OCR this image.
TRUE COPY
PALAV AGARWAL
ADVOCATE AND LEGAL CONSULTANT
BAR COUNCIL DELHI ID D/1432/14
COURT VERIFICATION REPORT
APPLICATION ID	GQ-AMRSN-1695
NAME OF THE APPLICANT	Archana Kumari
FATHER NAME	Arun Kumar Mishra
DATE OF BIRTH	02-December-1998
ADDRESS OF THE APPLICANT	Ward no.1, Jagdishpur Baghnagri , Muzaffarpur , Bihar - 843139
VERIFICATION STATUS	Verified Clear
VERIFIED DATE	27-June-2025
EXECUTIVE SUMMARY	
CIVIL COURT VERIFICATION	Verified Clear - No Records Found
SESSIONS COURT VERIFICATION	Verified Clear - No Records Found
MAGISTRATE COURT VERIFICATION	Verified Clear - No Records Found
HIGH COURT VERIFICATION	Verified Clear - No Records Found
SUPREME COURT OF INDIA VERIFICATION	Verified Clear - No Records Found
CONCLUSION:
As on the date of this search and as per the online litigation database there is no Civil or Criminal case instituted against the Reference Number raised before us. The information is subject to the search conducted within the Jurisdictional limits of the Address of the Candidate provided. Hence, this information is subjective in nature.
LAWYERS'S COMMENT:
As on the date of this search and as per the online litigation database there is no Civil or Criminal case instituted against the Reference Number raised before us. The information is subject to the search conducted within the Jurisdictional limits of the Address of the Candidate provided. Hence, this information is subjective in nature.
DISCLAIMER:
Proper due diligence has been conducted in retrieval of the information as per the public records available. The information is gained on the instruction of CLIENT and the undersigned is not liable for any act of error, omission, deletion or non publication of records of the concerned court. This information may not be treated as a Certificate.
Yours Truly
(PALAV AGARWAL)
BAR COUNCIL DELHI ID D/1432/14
···
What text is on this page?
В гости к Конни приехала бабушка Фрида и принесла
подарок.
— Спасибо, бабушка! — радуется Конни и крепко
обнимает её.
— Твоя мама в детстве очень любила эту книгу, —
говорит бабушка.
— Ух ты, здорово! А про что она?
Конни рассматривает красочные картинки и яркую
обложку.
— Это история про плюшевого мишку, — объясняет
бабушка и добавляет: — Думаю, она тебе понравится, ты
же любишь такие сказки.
···
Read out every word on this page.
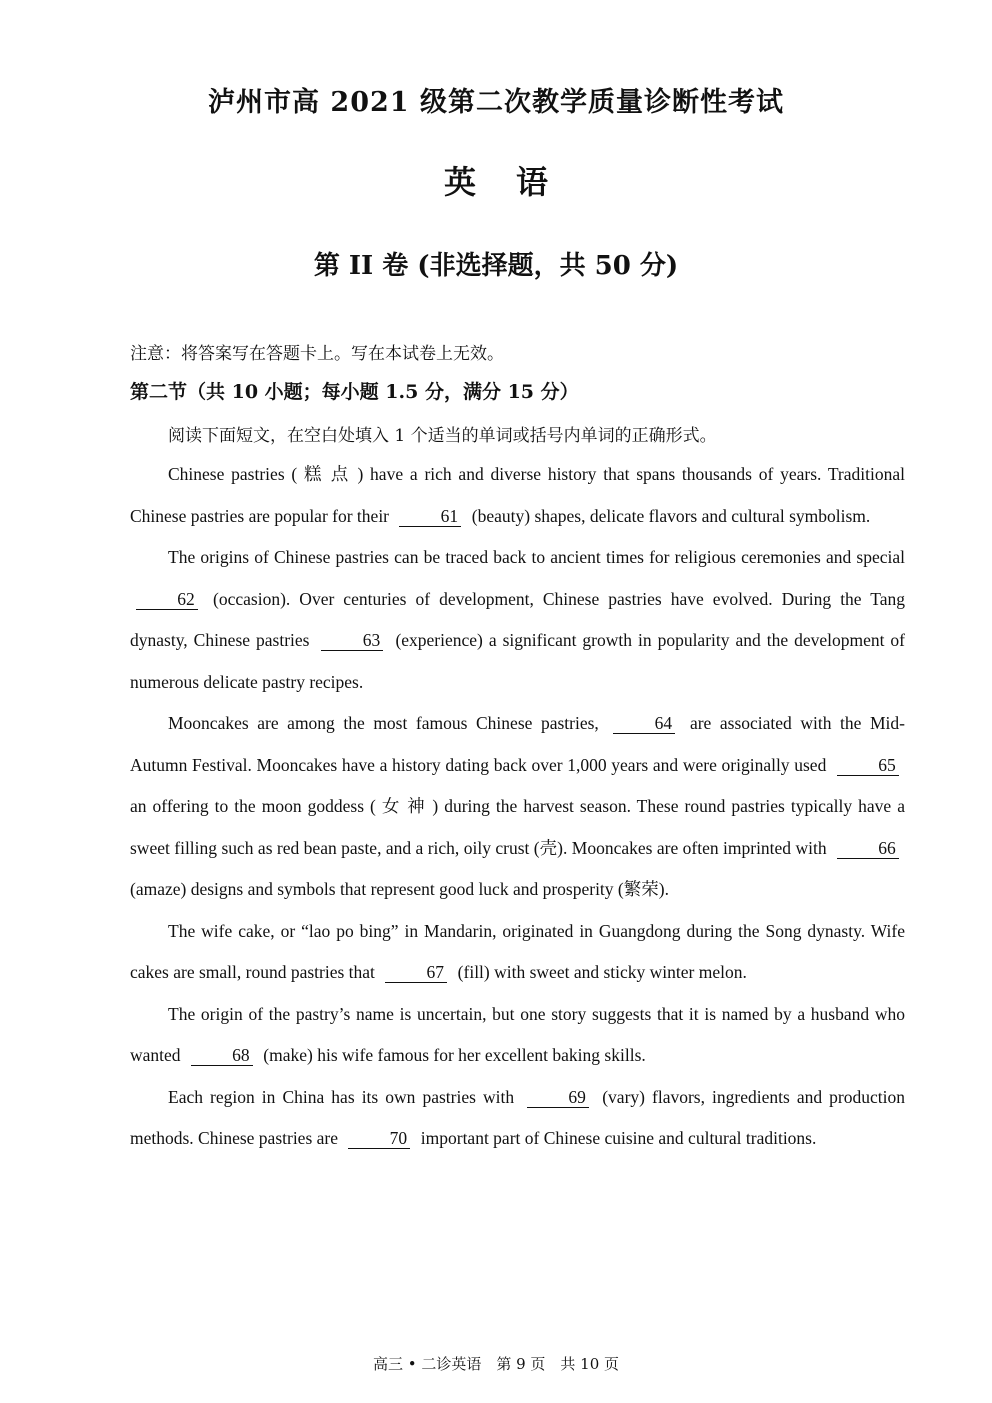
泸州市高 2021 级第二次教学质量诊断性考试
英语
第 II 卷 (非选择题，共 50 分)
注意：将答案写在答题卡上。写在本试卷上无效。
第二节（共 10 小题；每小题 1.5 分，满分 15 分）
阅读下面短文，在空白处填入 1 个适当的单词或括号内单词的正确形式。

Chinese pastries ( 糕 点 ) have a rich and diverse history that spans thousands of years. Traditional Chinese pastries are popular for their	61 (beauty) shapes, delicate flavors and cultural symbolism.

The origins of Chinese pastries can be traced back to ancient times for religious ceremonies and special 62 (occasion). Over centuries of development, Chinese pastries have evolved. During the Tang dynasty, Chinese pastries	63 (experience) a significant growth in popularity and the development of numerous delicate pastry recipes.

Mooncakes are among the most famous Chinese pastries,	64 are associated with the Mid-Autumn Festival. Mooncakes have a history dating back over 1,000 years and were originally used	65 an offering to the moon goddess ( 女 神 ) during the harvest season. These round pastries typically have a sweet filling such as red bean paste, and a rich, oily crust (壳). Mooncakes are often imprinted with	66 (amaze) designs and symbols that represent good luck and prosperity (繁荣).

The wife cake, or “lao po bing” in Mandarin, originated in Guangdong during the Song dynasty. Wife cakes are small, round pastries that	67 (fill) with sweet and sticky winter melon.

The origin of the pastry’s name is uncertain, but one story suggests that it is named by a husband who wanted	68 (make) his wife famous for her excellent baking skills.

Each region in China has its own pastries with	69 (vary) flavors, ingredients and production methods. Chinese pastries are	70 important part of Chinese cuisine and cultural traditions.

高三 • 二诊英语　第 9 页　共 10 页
···
Exercise >>
Where a line above holds the string "VERIFICATION", show that line.

Reply to the task >>
COURT VERIFICATION REPORT
VERIFICATION STATUS	Verified Clear
CIVIL COURT VERIFICATION	Verified Clear - No Records Found
SESSIONS COURT VERIFICATION	Verified Clear - No Records Found
MAGISTRATE COURT VERIFICATION	Verified Clear - No Records Found
HIGH COURT VERIFICATION	Verified Clear - No Records Found
SUPREME COURT OF INDIA VERIFICATION	Verified Clear - No Records Found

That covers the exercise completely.